Given exercise >> Reply with only the number of lines that contain the string "name".

╭──

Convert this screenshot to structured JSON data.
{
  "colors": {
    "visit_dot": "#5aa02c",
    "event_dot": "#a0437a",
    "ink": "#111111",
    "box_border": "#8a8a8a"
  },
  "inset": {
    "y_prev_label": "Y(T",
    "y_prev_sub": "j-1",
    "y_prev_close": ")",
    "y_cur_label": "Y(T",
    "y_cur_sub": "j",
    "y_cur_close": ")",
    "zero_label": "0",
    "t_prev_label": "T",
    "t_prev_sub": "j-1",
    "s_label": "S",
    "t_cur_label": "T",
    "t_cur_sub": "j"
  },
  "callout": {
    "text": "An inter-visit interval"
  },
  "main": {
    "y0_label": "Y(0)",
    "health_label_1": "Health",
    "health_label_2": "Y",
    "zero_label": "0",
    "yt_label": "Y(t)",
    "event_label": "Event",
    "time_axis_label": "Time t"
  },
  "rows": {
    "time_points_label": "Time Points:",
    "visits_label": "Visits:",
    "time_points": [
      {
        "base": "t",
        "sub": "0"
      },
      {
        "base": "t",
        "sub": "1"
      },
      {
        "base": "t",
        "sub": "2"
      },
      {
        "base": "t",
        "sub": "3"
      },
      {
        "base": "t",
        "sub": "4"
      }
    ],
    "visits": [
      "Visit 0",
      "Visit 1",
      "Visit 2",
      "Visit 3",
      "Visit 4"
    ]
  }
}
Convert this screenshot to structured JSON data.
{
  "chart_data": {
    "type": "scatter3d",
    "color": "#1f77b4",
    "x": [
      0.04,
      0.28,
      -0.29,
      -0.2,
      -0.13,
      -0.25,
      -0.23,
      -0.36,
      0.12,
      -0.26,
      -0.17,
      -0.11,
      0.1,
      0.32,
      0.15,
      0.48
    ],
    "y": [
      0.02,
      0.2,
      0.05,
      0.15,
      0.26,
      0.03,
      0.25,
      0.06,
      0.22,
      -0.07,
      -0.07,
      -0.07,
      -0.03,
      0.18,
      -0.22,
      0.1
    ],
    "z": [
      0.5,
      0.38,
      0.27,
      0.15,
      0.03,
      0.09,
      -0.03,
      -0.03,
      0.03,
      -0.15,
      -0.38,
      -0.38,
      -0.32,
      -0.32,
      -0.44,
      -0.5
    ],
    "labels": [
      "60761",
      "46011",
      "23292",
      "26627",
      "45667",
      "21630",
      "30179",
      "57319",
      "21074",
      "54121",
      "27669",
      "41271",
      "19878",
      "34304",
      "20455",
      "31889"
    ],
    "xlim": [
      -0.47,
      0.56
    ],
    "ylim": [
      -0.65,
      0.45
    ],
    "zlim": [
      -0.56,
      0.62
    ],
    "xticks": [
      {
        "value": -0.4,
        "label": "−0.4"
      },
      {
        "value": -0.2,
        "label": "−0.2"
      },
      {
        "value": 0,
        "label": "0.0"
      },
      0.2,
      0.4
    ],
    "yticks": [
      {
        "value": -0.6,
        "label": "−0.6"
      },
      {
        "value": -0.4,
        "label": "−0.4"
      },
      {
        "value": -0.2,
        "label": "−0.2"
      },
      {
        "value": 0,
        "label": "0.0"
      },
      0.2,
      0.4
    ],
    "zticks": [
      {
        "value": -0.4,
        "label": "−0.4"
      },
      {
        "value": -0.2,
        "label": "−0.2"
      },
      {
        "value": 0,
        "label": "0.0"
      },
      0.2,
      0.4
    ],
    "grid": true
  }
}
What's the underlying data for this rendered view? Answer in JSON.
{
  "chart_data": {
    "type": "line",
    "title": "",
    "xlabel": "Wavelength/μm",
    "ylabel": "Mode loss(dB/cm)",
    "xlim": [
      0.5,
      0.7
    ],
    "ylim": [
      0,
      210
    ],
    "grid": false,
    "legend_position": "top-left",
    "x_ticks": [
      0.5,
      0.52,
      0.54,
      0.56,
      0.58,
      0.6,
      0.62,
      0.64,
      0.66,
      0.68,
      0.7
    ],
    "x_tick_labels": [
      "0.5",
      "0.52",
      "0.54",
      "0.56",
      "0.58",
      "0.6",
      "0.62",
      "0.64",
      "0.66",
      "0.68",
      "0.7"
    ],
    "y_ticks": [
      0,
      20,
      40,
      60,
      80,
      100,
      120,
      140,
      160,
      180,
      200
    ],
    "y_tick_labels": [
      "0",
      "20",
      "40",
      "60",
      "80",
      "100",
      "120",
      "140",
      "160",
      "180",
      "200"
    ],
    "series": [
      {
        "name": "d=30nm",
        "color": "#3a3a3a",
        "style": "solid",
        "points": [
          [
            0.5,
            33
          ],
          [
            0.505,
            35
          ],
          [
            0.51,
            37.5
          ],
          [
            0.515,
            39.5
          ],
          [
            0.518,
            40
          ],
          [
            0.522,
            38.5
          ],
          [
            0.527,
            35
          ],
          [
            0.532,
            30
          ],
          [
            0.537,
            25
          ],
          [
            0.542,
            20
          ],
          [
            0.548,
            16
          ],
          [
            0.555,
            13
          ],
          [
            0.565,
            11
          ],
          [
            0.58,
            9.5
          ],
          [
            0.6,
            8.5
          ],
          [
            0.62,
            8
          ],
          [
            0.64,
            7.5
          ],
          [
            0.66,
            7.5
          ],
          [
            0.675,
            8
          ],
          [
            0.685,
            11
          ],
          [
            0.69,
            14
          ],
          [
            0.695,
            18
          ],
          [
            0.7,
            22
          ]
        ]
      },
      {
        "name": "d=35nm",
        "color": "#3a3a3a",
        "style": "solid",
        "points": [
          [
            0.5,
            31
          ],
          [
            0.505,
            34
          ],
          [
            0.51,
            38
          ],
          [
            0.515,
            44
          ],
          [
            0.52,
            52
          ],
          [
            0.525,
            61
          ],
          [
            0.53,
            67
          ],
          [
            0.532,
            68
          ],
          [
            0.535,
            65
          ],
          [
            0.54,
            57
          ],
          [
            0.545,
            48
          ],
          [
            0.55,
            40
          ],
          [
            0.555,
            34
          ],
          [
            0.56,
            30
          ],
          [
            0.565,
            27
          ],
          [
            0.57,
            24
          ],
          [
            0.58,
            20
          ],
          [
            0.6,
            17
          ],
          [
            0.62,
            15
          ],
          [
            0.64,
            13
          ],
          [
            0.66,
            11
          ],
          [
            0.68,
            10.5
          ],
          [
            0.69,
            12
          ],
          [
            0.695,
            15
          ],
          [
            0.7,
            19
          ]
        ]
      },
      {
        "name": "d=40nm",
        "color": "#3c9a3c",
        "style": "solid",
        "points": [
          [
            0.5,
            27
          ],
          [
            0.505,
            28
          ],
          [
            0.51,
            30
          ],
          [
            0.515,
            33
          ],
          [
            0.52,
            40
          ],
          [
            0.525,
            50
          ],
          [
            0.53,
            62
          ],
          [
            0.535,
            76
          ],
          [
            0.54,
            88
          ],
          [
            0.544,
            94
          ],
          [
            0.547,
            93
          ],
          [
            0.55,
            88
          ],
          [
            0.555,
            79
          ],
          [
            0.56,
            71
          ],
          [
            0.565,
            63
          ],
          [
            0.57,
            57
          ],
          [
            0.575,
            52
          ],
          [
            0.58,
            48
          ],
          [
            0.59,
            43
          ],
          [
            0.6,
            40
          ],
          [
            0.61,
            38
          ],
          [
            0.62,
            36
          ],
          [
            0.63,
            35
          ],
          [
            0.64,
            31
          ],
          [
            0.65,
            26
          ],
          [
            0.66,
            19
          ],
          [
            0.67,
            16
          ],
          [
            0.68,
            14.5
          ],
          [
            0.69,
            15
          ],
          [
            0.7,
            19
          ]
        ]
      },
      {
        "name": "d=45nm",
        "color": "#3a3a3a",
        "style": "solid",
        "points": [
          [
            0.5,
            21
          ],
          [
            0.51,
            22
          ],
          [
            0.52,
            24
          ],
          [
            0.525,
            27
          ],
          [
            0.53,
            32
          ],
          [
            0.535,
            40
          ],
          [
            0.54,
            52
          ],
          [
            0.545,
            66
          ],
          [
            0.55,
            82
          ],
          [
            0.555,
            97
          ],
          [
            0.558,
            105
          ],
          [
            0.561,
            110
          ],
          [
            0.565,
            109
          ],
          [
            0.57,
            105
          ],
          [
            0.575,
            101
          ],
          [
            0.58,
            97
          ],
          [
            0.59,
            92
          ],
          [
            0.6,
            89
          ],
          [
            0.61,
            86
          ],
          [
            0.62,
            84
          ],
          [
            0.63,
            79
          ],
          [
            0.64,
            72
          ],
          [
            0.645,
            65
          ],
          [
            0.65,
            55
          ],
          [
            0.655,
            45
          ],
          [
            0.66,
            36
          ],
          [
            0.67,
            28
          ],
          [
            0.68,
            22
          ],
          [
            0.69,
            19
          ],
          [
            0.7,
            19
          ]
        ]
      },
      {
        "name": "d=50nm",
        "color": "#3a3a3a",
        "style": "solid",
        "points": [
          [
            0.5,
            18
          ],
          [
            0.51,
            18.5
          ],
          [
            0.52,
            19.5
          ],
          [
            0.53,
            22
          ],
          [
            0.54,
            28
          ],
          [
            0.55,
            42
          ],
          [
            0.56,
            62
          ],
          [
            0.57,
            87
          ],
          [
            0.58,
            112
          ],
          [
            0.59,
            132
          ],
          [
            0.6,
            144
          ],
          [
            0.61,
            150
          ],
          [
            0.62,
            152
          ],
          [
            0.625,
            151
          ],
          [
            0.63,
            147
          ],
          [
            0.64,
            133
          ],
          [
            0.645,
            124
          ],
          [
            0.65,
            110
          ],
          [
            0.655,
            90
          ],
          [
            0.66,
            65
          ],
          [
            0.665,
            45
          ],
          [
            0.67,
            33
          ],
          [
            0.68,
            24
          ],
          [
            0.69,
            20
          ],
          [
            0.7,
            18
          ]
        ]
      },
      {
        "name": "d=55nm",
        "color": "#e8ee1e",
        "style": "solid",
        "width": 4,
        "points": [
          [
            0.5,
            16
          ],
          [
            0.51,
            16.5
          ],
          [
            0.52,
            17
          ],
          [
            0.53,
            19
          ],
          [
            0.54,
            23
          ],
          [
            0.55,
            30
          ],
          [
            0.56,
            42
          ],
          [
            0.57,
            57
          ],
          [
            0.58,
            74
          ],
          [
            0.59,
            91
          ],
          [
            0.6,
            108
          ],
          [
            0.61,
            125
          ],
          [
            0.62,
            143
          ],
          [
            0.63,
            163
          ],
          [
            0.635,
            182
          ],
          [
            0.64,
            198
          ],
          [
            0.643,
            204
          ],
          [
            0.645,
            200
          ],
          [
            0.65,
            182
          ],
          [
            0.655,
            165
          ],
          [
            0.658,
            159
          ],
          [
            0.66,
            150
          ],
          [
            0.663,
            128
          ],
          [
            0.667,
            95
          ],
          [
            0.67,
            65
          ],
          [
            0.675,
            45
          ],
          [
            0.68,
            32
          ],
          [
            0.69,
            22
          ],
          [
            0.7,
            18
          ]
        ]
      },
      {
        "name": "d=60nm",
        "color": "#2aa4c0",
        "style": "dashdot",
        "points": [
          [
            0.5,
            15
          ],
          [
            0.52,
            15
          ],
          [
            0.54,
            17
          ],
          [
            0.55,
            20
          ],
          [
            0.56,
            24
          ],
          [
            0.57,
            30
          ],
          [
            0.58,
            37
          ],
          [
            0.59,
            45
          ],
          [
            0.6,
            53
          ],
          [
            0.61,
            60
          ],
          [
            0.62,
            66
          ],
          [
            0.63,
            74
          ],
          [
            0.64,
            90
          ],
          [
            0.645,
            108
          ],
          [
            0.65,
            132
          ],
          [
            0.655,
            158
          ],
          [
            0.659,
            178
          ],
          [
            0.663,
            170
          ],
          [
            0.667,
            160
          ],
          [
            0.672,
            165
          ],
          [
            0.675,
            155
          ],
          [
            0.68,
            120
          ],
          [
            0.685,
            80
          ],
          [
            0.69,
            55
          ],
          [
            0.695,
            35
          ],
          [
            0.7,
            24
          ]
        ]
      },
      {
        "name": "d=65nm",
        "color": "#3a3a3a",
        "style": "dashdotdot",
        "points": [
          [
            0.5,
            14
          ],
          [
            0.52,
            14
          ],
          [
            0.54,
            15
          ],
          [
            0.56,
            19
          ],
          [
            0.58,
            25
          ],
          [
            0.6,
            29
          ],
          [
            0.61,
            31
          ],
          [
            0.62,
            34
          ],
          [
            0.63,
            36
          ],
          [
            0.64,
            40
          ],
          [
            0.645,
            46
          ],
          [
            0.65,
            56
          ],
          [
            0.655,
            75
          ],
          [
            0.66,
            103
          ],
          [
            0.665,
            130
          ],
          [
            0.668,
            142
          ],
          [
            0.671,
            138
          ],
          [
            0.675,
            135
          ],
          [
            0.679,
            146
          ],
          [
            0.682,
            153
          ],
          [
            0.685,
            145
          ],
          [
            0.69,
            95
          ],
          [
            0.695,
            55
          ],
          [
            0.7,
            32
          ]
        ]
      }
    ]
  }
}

╰──

Final result >> 8